(Dataset records)
==============================
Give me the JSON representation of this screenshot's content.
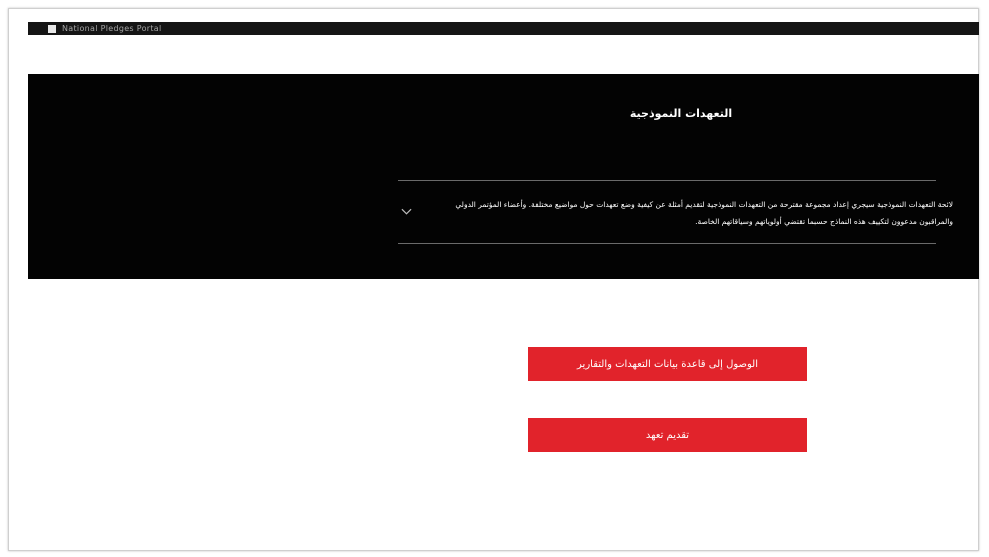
{
  "header": {
    "brand": "National Pledges Portal"
  },
  "hero": {
    "title": "التعهدات النموذجية",
    "accordion": {
      "text": "لائحة التعهدات النموذجية سيجري إعداد مجموعة مقترحة من التعهدات النموذجية لتقديم أمثلة عن كيفية وضع تعهدات حول مواضيع مختلفة. وأعضاء المؤتمر الدولي والمراقبون مدعوون لتكييف هذه النماذج حسبما تقتضي أولوياتهم وسياقاتهم الخاصة."
    }
  },
  "actions": {
    "primary_label": "الوصول إلى قاعدة بيانات التعهدات والتقارير",
    "secondary_label": "تقديم تعهد"
  },
  "colors": {
    "accent": "#e1232b",
    "hero_background": "#030303",
    "topbar_background": "#151515"
  },
  "icons": {
    "accordion_toggle": "chevron-down-icon"
  }
}
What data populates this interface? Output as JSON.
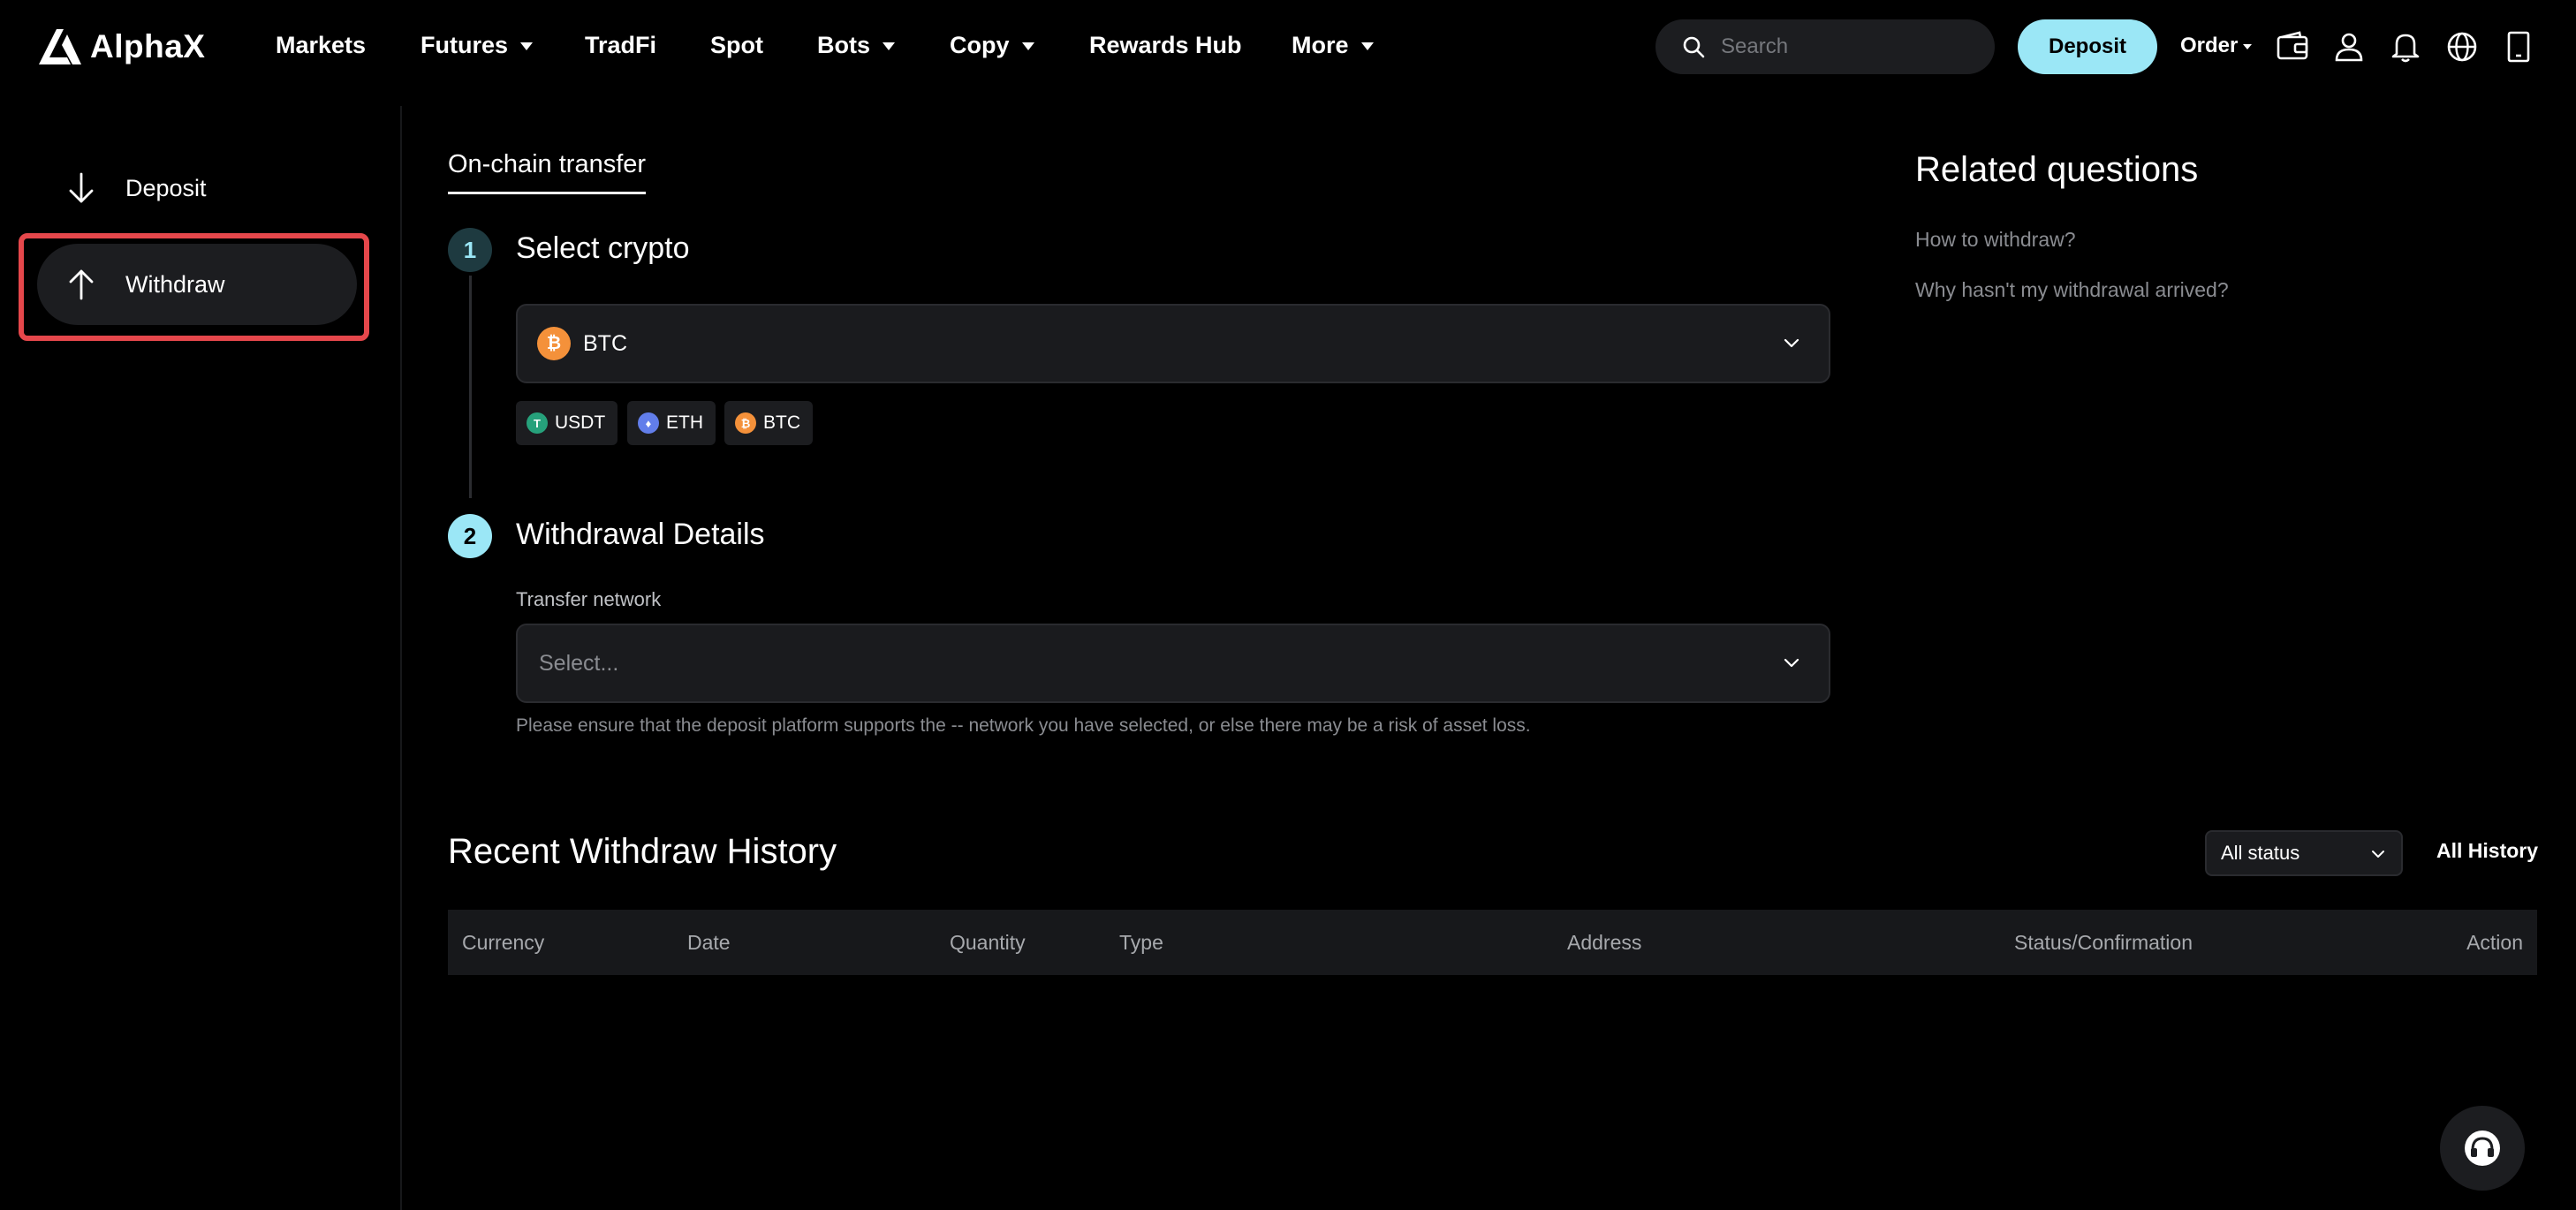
{
  "header": {
    "logo_text": "AlphaX",
    "nav": {
      "markets": "Markets",
      "futures": "Futures",
      "tradfi": "TradFi",
      "spot": "Spot",
      "bots": "Bots",
      "copy": "Copy",
      "rewards": "Rewards Hub",
      "more": "More"
    },
    "search_placeholder": "Search",
    "deposit_label": "Deposit",
    "order_label": "Order",
    "icons": [
      "wallet-icon",
      "user-icon",
      "bell-icon",
      "globe-icon",
      "download-app-icon"
    ]
  },
  "sidebar": {
    "deposit": "Deposit",
    "withdraw": "Withdraw",
    "active": "withdraw"
  },
  "main": {
    "tab": "On-chain transfer",
    "step1": {
      "number": "1",
      "title": "Select crypto",
      "selected": "BTC",
      "quick_coins": {
        "usdt": "USDT",
        "eth": "ETH",
        "btc": "BTC"
      }
    },
    "step2": {
      "number": "2",
      "title": "Withdrawal Details",
      "network_label": "Transfer network",
      "network_placeholder": "Select...",
      "hint": "Please ensure that the deposit platform supports the -- network you have selected, or else there may be a risk of asset loss."
    }
  },
  "related": {
    "title": "Related questions",
    "q1": "How to withdraw?",
    "q2": "Why hasn't my withdrawal arrived?"
  },
  "history": {
    "title": "Recent Withdraw History",
    "status_filter": "All status",
    "all_history": "All History",
    "columns": {
      "currency": "Currency",
      "date": "Date",
      "quantity": "Quantity",
      "type": "Type",
      "address": "Address",
      "status": "Status/Confirmation",
      "action": "Action"
    }
  },
  "colors": {
    "accent": "#9be7f6",
    "background": "#000000",
    "panel": "#1a1b1e",
    "highlight": "#e5474b",
    "btc": "#f4913a",
    "eth": "#627eea",
    "usdt": "#26a17b"
  }
}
==============================
> [INSTRUCTIONS FOR THE TASK] Reply with one number only, the count of lines above that hold the string "status".

> [OUTPUT OF THE EXERCISE] 2